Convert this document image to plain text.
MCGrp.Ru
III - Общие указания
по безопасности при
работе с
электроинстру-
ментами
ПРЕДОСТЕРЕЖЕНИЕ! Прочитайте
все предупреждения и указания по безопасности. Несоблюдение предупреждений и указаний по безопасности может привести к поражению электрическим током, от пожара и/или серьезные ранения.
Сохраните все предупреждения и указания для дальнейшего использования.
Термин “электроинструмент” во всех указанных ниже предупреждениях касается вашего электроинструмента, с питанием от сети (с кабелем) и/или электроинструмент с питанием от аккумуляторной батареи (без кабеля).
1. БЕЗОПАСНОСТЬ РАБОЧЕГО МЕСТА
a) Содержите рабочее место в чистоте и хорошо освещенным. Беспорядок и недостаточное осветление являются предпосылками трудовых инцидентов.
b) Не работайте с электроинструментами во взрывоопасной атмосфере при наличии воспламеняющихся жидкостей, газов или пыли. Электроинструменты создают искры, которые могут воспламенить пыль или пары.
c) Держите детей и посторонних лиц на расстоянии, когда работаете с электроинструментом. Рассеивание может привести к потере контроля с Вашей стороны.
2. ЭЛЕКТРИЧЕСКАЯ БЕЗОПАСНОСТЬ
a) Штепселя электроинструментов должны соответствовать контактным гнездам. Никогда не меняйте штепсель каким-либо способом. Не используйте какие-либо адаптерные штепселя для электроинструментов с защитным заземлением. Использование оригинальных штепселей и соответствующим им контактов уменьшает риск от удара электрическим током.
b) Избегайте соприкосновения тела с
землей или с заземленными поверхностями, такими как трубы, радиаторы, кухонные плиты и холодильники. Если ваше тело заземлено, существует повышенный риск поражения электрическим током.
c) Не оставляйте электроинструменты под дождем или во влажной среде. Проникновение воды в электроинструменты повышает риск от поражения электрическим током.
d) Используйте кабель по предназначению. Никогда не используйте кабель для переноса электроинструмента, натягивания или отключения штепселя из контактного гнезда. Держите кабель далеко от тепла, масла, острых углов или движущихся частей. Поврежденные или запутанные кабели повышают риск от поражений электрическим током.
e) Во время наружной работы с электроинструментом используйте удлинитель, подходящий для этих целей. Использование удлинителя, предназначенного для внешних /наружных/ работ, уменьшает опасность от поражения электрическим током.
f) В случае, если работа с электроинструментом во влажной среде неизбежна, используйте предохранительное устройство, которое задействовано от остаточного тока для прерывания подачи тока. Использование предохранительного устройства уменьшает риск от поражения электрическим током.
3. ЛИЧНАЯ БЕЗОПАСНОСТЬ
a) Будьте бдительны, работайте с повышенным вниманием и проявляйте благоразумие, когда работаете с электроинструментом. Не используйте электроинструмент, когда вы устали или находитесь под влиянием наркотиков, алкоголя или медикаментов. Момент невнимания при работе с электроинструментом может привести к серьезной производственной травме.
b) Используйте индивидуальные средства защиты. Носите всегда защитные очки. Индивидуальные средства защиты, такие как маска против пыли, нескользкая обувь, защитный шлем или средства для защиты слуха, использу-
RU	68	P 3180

——

| Description of the task |
Find the lines above that contain the word "Использование" and collect them.

| Exercise answer |
a) Штепселя электроинструментов должны соответствовать контактным гнездам. Никогда не меняйте штепсель каким-либо способом. Не используйте какие-либо адаптерные штепселя для электроинструментов с защитным заземлением. Использование оригинальных штепселей и соответствующим им контактов уменьшает риск от удара электрическим током.
e) Во время наружной работы с электроинструментом используйте удлинитель, подходящий для этих целей. Использование удлинителя, предназначенного для внешних /наружных/ работ, уменьшает опасность от поражения электрическим током.
f) В случае, если работа с электроинструментом во влажной среде неизбежна, используйте предохранительное устройство, которое задействовано от остаточного тока для прерывания подачи тока. Использование предохранительного устройства уменьшает риск от поражения электрическим током.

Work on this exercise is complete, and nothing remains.